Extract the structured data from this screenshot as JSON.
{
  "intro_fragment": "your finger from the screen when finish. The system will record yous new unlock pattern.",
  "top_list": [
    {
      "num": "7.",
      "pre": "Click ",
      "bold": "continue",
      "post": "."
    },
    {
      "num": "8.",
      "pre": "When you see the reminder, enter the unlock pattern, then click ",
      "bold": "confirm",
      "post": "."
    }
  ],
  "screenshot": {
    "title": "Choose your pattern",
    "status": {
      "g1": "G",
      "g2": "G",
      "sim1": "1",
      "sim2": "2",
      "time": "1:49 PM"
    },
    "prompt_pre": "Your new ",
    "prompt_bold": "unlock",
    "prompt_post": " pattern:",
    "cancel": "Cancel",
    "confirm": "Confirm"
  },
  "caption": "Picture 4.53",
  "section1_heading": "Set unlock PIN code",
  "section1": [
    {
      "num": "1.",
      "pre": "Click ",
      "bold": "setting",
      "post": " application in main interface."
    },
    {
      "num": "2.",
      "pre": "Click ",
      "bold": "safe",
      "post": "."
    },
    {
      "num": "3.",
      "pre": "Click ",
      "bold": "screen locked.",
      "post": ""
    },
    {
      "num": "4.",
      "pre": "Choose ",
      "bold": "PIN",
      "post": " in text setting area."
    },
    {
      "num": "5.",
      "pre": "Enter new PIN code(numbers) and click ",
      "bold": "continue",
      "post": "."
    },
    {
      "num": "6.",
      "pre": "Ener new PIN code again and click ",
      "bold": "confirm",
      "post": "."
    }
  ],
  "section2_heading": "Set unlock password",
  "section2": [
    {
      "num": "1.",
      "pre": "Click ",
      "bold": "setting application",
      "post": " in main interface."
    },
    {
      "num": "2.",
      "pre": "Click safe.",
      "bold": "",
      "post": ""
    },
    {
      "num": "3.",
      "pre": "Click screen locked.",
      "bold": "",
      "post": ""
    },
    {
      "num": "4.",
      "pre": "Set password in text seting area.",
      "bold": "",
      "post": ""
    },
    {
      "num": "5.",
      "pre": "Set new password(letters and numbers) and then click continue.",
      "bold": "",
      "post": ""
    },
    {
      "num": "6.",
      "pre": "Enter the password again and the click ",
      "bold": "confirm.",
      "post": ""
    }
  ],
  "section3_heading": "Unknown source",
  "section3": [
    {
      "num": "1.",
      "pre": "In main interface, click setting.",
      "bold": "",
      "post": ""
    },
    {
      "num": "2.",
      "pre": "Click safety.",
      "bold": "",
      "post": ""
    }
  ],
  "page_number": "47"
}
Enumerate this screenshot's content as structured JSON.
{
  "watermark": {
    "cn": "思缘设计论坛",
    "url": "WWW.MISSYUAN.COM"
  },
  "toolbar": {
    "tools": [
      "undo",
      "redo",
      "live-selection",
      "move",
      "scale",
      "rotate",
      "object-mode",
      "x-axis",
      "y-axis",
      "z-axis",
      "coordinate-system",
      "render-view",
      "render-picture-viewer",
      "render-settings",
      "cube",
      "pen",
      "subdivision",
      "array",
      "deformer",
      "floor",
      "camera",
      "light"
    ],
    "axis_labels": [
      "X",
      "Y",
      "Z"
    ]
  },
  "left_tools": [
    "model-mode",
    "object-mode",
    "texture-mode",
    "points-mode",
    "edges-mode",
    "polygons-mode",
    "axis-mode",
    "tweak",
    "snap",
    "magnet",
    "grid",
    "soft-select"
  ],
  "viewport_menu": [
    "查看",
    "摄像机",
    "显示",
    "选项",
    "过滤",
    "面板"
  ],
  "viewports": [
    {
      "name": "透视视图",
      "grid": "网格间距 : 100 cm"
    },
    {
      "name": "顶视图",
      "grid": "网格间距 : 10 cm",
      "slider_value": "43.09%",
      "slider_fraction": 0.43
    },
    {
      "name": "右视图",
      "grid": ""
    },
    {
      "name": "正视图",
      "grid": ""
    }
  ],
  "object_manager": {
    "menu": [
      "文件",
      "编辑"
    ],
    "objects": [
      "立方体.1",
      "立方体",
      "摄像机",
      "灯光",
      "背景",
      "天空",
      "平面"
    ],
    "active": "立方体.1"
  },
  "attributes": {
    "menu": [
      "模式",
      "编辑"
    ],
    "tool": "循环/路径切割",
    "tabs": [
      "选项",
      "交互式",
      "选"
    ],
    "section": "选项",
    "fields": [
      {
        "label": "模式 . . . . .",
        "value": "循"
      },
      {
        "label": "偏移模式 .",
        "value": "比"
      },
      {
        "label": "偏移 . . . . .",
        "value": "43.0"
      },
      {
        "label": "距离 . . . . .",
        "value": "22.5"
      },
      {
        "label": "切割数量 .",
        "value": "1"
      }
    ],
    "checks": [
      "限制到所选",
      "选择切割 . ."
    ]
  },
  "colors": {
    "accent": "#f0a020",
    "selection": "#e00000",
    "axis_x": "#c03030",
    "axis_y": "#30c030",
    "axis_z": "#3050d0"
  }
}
——
▸ **Exercise description**: Lines holding the word "then" in the entries above are the ones to pull out. Copy them all.

▸ **Task response**:
      "pre": "When you see the reminder, enter the unlock pattern, then click ",
      "pre": "Set new password(letters and numbers) and then click continue.",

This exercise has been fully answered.